━━ Material for the task ━━

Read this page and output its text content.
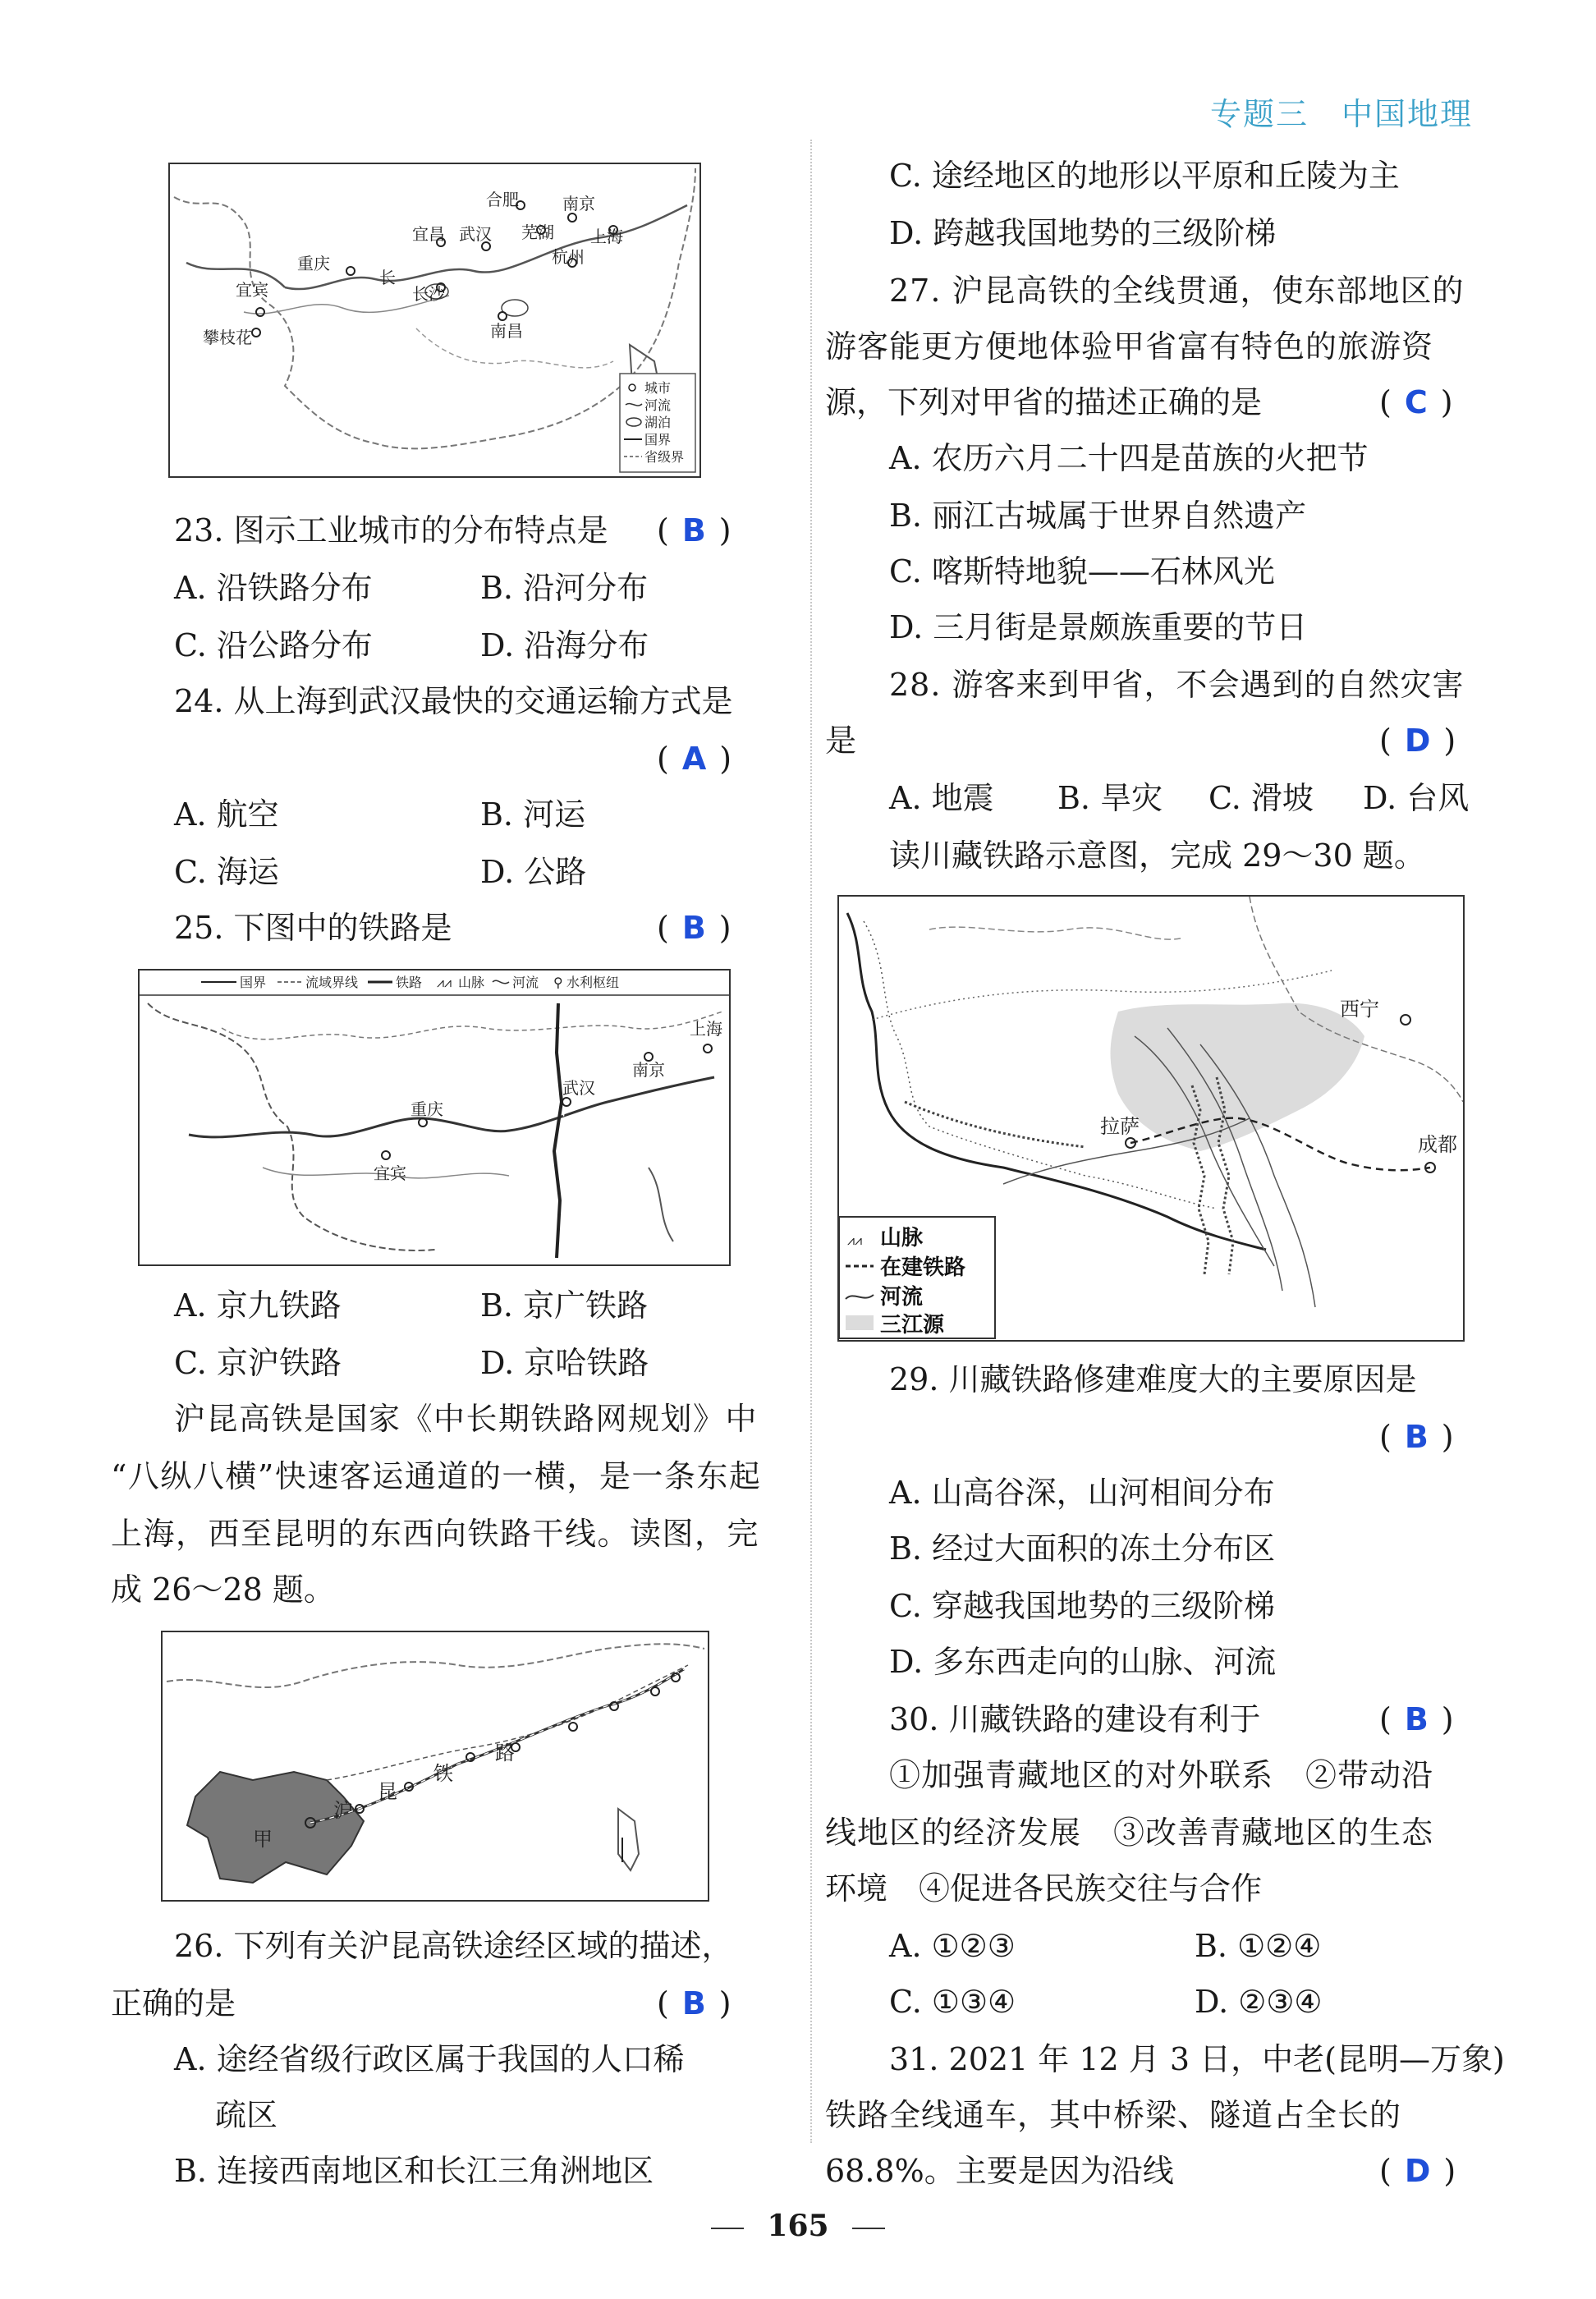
专题三 中国地理
合肥	南京
宜昌 武汉 芜湖 上海
重庆
长
长沙
杭州
宜宾
南昌
攀枝花
城市
河流
湖泊
国界
省级界
23. 图示工业城市的分布特点是 ( B )
A. 沿铁路分布	B. 沿河分布
C. 沿公路分布	D. 沿海分布
24. 从上海到武汉最快的交通运输方式是
( A )
A. 航空	B. 河运
C. 海运	D. 公路
25. 下图中的铁路是	( B )
国界	流域界线	铁路 ⩘⩘ 山脉 河流 ⚲ 水利枢纽
重庆
宜宾
武汉
南京
上海
A. 京九铁路	B. 京广铁路
C. 京沪铁路	D. 京哈铁路
沪昆高铁是国家《中长期铁路网规划》中
“八纵八横”快速客运通道的一横，是一条东起
上海，西至昆明的东西向铁路干线。读图，完
成 26～28 题。
甲
沪
昆
铁
路
26. 下列有关沪昆高铁途经区域的描述，
正确的是	( B )
A. 途经省级行政区属于我国的人口稀
疏区
B. 连接西南地区和长江三角洲地区
C. 途经地区的地形以平原和丘陵为主
D. 跨越我国地势的三级阶梯
27. 沪昆高铁的全线贯通，使东部地区的
游客能更方便地体验甲省富有特色的旅游资
源，下列对甲省的描述正确的是	( C )
A. 农历六月二十四是苗族的火把节
B. 丽江古城属于世界自然遗产
C. 喀斯特地貌——石林风光
D. 三月街是景颇族重要的节日
28. 游客来到甲省，不会遇到的自然灾害
是	( D )
A. 地震 B. 旱灾 C. 滑坡 D. 台风
读川藏铁路示意图，完成 29～30 题。
拉萨
西宁
成都
⩘⩘ 山脉
在建铁路
河流
三江源
29. 川藏铁路修建难度大的主要原因是
( B )
A. 山高谷深，山河相间分布
B. 经过大面积的冻土分布区
C. 穿越我国地势的三级阶梯
D. 多东西走向的山脉、河流
30. 川藏铁路的建设有利于	( B )
①加强青藏地区的对外联系　②带动沿
线地区的经济发展　③改善青藏地区的生态
环境　④促进各民族交往与合作
A. ①②③	B. ①②④
C. ①③④	D. ②③④
31. 2021 年 12 月 3 日，中老(昆明—万象)
铁路全线通车，其中桥梁、隧道占全长的
68.8%。主要是因为沿线	( D )
165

━━━

_Stated task_
Output a faithful copy of the data, with each picture left out.

_Answer to the exercise_
Read this page and output its text content.
专题三 中国地理
合肥	南京
宜昌 武汉 芜湖 上海
重庆
长
长沙
杭州
宜宾
南昌
攀枝花
城市
河流
湖泊
国界
省级界
23. 图示工业城市的分布特点是 ( B )
A. 沿铁路分布	B. 沿河分布
C. 沿公路分布	D. 沿海分布
24. 从上海到武汉最快的交通运输方式是
( A )
A. 航空	B. 河运
C. 海运	D. 公路
25. 下图中的铁路是	( B )
国界	流域界线	铁路 ⩘⩘ 山脉 河流 ⚲ 水利枢纽
重庆
宜宾
武汉
南京
上海
A. 京九铁路	B. 京广铁路
C. 京沪铁路	D. 京哈铁路
沪昆高铁是国家《中长期铁路网规划》中
“八纵八横”快速客运通道的一横，是一条东起
上海，西至昆明的东西向铁路干线。读图，完
成 26～28 题。
甲
沪
昆
铁
路
26. 下列有关沪昆高铁途经区域的描述，
正确的是	( B )
A. 途经省级行政区属于我国的人口稀
疏区
B. 连接西南地区和长江三角洲地区
C. 途经地区的地形以平原和丘陵为主
D. 跨越我国地势的三级阶梯
27. 沪昆高铁的全线贯通，使东部地区的
游客能更方便地体验甲省富有特色的旅游资
源，下列对甲省的描述正确的是	( C )
A. 农历六月二十四是苗族的火把节
B. 丽江古城属于世界自然遗产
C. 喀斯特地貌——石林风光
D. 三月街是景颇族重要的节日
28. 游客来到甲省，不会遇到的自然灾害
是	( D )
A. 地震 B. 旱灾 C. 滑坡 D. 台风
读川藏铁路示意图，完成 29～30 题。
拉萨
西宁
成都
⩘⩘ 山脉
在建铁路
河流
三江源
29. 川藏铁路修建难度大的主要原因是
( B )
A. 山高谷深，山河相间分布
B. 经过大面积的冻土分布区
C. 穿越我国地势的三级阶梯
D. 多东西走向的山脉、河流
30. 川藏铁路的建设有利于	( B )
①加强青藏地区的对外联系　②带动沿
线地区的经济发展　③改善青藏地区的生态
环境　④促进各民族交往与合作
A. ①②③	B. ①②④
C. ①③④	D. ②③④
31. 2021 年 12 月 3 日，中老(昆明—万象)
铁路全线通车，其中桥梁、隧道占全长的
68.8%。主要是因为沿线	( D )
165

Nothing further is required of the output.